Each record needs to be echoed exactly; can you do that?
====== Listing ======
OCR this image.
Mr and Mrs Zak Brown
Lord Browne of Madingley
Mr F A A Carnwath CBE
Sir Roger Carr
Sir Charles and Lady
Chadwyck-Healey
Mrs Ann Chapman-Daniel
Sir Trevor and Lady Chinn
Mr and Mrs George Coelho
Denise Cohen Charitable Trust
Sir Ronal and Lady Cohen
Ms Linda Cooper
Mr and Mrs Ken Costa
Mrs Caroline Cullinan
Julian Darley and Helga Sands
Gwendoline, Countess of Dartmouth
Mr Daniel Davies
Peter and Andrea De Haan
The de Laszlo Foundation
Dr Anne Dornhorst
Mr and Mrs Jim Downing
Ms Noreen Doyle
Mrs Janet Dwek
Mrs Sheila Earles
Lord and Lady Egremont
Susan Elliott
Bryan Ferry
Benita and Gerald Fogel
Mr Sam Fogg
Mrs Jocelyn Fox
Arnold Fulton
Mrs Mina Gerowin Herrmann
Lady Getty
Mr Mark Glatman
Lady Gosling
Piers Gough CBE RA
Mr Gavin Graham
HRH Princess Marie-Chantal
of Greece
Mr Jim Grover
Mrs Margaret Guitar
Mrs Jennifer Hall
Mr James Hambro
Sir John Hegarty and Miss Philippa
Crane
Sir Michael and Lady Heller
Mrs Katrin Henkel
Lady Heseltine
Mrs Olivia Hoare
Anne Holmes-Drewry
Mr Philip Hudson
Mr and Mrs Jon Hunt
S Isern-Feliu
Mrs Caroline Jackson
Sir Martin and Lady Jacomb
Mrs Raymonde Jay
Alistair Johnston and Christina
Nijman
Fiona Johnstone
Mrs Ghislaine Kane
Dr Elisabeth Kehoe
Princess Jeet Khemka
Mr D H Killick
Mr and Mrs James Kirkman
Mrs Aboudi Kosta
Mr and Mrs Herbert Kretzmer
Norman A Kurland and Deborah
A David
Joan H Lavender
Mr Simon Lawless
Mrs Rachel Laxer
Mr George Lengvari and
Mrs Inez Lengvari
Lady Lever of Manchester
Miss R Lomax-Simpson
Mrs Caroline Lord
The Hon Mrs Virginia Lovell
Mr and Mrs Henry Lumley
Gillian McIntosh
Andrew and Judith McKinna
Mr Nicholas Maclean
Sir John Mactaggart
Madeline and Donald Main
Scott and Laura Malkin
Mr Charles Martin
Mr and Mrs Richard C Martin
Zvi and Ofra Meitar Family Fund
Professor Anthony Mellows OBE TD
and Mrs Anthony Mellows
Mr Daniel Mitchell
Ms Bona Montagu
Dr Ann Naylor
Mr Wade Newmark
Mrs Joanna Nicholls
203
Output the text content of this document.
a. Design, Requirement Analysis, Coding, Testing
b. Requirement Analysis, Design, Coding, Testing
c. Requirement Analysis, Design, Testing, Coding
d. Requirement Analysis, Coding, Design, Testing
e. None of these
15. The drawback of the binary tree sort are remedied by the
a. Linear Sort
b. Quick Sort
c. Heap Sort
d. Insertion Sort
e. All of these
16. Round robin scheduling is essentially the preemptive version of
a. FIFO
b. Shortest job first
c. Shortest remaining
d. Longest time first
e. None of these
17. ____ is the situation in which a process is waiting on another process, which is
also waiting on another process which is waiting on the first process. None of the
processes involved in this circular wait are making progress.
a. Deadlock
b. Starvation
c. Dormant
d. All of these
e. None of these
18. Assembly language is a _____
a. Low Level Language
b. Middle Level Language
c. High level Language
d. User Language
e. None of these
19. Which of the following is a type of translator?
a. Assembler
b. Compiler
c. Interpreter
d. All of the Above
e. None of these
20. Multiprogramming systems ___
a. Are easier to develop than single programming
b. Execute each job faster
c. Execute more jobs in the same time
======
(Finished task):
OCR this image.
Mr and Mrs Zak Brown
Lord Browne of Madingley
Mr F A A Carnwath CBE
Sir Roger Carr
Sir Charles and Lady
Chadwyck-Healey
Mrs Ann Chapman-Daniel
Sir Trevor and Lady Chinn
Mr and Mrs George Coelho
Denise Cohen Charitable Trust
Sir Ronal and Lady Cohen
Ms Linda Cooper
Mr and Mrs Ken Costa
Mrs Caroline Cullinan
Julian Darley and Helga Sands
Gwendoline, Countess of Dartmouth
Mr Daniel Davies
Peter and Andrea De Haan
The de Laszlo Foundation
Dr Anne Dornhorst
Mr and Mrs Jim Downing
Ms Noreen Doyle
Mrs Janet Dwek
Mrs Sheila Earles
Lord and Lady Egremont
Susan Elliott
Bryan Ferry
Benita and Gerald Fogel
Mr Sam Fogg
Mrs Jocelyn Fox
Arnold Fulton
Mrs Mina Gerowin Herrmann
Lady Getty
Mr Mark Glatman
Lady Gosling
Piers Gough CBE RA
Mr Gavin Graham
HRH Princess Marie-Chantal
of Greece
Mr Jim Grover
Mrs Margaret Guitar
Mrs Jennifer Hall
Mr James Hambro
Sir John Hegarty and Miss Philippa
Crane
Sir Michael and Lady Heller
Mrs Katrin Henkel
Lady Heseltine
Mrs Olivia Hoare
Anne Holmes-Drewry
Mr Philip Hudson
Mr and Mrs Jon Hunt
S Isern-Feliu
Mrs Caroline Jackson
Sir Martin and Lady Jacomb
Mrs Raymonde Jay
Alistair Johnston and Christina
Nijman
Fiona Johnstone
Mrs Ghislaine Kane
Dr Elisabeth Kehoe
Princess Jeet Khemka
Mr D H Killick
Mr and Mrs James Kirkman
Mrs Aboudi Kosta
Mr and Mrs Herbert Kretzmer
Norman A Kurland and Deborah
A David
Joan H Lavender
Mr Simon Lawless
Mrs Rachel Laxer
Mr George Lengvari and
Mrs Inez Lengvari
Lady Lever of Manchester
Miss R Lomax-Simpson
Mrs Caroline Lord
The Hon Mrs Virginia Lovell
Mr and Mrs Henry Lumley
Gillian McIntosh
Andrew and Judith McKinna
Mr Nicholas Maclean
Sir John Mactaggart
Madeline and Donald Main
Scott and Laura Malkin
Mr Charles Martin
Mr and Mrs Richard C Martin
Zvi and Ofra Meitar Family Fund
Professor Anthony Mellows OBE TD
and Mrs Anthony Mellows
Mr Daniel Mitchell
Ms Bona Montagu
Dr Ann Naylor
Mr Wade Newmark
Mrs Joanna Nicholls
203
Output the text content of this document.
a. Design, Requirement Analysis, Coding, Testing
b. Requirement Analysis, Design, Coding, Testing
c. Requirement Analysis, Design, Testing, Coding
d. Requirement Analysis, Coding, Design, Testing
e. None of these
15. The drawback of the binary tree sort are remedied by the
a. Linear Sort
b. Quick Sort
c. Heap Sort
d. Insertion Sort
e. All of these
16. Round robin scheduling is essentially the preemptive version of
a. FIFO
b. Shortest job first
c. Shortest remaining
d. Longest time first
e. None of these
17. ____ is the situation in which a process is waiting on another process, which is
also waiting on another process which is waiting on the first process. None of the
processes involved in this circular wait are making progress.
a. Deadlock
b. Starvation
c. Dormant
d. All of these
e. None of these
18. Assembly language is a _____
a. Low Level Language
b. Middle Level Language
c. High level Language
d. User Language
e. None of these
19. Which of the following is a type of translator?
a. Assembler
b. Compiler
c. Interpreter
d. All of the Above
e. None of these
20. Multiprogramming systems ___
a. Are easier to develop than single programming
b. Execute each job faster
c. Execute more jobs in the same time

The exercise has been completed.